= WHAT IS NEEDED =
Spot every line with the word "Cost" and return it.

= EXCERPTED DATA =
## BEGIN

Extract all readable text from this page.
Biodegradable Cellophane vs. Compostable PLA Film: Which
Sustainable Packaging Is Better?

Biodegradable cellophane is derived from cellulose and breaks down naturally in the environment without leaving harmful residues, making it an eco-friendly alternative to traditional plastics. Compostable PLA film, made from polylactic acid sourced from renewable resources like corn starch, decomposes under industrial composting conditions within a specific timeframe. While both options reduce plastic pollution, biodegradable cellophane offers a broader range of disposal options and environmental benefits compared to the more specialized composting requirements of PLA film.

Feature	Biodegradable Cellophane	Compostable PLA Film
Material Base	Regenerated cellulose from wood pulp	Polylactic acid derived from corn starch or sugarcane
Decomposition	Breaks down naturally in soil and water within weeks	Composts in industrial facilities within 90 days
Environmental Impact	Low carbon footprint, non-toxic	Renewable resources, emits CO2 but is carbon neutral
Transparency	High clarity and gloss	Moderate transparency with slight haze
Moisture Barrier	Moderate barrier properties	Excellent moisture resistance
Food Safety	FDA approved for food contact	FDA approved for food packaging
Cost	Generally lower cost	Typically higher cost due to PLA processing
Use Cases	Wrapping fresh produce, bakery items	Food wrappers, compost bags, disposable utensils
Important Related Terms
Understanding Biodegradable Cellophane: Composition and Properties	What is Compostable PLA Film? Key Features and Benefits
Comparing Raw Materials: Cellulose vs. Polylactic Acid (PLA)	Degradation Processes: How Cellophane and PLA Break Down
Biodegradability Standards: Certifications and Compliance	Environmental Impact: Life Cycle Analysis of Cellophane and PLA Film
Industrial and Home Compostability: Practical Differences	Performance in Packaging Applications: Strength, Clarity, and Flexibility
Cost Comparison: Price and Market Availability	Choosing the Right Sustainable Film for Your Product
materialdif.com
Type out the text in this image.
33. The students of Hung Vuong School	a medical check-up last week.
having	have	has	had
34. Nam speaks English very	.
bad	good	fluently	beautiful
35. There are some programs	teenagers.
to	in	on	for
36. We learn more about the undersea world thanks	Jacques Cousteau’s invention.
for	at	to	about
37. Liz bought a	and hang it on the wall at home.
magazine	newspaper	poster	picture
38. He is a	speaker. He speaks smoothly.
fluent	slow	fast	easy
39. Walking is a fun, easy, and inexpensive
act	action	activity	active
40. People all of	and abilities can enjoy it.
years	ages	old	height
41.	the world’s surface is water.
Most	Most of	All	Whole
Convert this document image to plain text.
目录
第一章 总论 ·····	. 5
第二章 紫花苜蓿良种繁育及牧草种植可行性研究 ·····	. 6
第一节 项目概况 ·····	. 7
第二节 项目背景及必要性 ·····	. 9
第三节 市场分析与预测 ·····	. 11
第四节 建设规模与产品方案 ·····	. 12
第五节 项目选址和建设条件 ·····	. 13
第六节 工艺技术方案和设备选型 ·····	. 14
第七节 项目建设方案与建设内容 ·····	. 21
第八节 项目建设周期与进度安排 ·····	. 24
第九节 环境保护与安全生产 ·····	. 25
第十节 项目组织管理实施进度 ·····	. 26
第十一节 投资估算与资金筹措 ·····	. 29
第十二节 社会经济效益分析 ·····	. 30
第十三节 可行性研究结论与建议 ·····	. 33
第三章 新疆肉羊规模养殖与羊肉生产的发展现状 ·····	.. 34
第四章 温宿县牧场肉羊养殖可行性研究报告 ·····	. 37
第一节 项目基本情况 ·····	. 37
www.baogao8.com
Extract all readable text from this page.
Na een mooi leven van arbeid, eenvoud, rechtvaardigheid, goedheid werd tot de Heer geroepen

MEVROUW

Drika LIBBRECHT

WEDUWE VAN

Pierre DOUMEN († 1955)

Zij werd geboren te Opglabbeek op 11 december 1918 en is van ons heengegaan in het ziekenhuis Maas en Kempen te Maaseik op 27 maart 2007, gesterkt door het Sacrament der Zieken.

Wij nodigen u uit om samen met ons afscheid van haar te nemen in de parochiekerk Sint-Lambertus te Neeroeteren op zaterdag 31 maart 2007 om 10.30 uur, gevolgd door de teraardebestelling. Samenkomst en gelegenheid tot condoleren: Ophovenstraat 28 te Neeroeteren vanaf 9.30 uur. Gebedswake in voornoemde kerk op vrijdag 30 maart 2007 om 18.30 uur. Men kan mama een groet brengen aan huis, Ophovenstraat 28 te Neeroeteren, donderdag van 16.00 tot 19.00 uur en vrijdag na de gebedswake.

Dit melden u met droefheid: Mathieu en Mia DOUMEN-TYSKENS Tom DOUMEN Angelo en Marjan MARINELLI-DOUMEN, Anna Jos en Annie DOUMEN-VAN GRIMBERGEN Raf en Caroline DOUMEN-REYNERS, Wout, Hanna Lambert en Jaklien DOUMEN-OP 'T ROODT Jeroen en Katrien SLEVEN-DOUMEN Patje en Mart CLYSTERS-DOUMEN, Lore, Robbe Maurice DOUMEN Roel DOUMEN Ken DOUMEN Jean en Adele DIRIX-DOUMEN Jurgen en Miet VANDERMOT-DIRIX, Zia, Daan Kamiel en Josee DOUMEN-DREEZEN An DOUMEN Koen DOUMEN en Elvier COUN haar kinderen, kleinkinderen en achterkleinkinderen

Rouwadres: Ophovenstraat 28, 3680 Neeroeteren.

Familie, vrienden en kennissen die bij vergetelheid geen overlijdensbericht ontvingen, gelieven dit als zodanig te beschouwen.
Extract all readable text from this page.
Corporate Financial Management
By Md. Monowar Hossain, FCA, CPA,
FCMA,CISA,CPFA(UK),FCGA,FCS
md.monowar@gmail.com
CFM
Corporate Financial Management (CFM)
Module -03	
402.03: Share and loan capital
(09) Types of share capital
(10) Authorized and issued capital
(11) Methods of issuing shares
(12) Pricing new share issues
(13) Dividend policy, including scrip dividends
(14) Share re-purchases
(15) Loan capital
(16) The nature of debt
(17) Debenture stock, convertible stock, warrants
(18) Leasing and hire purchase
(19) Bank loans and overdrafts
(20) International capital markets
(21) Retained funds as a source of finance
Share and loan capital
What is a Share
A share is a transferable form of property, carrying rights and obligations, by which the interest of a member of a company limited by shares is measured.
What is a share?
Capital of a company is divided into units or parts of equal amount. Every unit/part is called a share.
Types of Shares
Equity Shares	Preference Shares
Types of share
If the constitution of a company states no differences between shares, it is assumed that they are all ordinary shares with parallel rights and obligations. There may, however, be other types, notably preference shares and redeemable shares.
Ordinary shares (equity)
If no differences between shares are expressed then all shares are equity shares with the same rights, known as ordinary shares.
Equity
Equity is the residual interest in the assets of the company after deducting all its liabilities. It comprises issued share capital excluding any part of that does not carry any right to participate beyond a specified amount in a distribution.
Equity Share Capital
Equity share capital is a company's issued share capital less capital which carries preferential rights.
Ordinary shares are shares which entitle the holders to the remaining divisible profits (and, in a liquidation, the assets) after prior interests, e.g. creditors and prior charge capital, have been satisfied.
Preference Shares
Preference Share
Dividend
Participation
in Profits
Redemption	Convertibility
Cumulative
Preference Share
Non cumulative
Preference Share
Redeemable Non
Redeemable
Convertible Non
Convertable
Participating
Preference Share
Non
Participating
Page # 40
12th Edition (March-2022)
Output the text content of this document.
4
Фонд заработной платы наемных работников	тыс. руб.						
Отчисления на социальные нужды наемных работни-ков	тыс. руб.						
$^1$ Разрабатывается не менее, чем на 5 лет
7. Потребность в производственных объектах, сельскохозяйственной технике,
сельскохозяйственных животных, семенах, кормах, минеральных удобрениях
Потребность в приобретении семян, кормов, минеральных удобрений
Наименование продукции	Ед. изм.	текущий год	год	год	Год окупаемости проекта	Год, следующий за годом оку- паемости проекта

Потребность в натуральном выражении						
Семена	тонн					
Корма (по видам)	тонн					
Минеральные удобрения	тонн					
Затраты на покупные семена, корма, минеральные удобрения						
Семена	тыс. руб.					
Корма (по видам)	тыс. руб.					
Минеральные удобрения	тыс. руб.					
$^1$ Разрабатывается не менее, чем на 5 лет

## END

= COMPLETED TASK =
Cost	Generally lower cost	Typically higher cost due to PLA processing
Cost Comparison: Price and Market Availability	Choosing the Right Sustainable Film for Your Product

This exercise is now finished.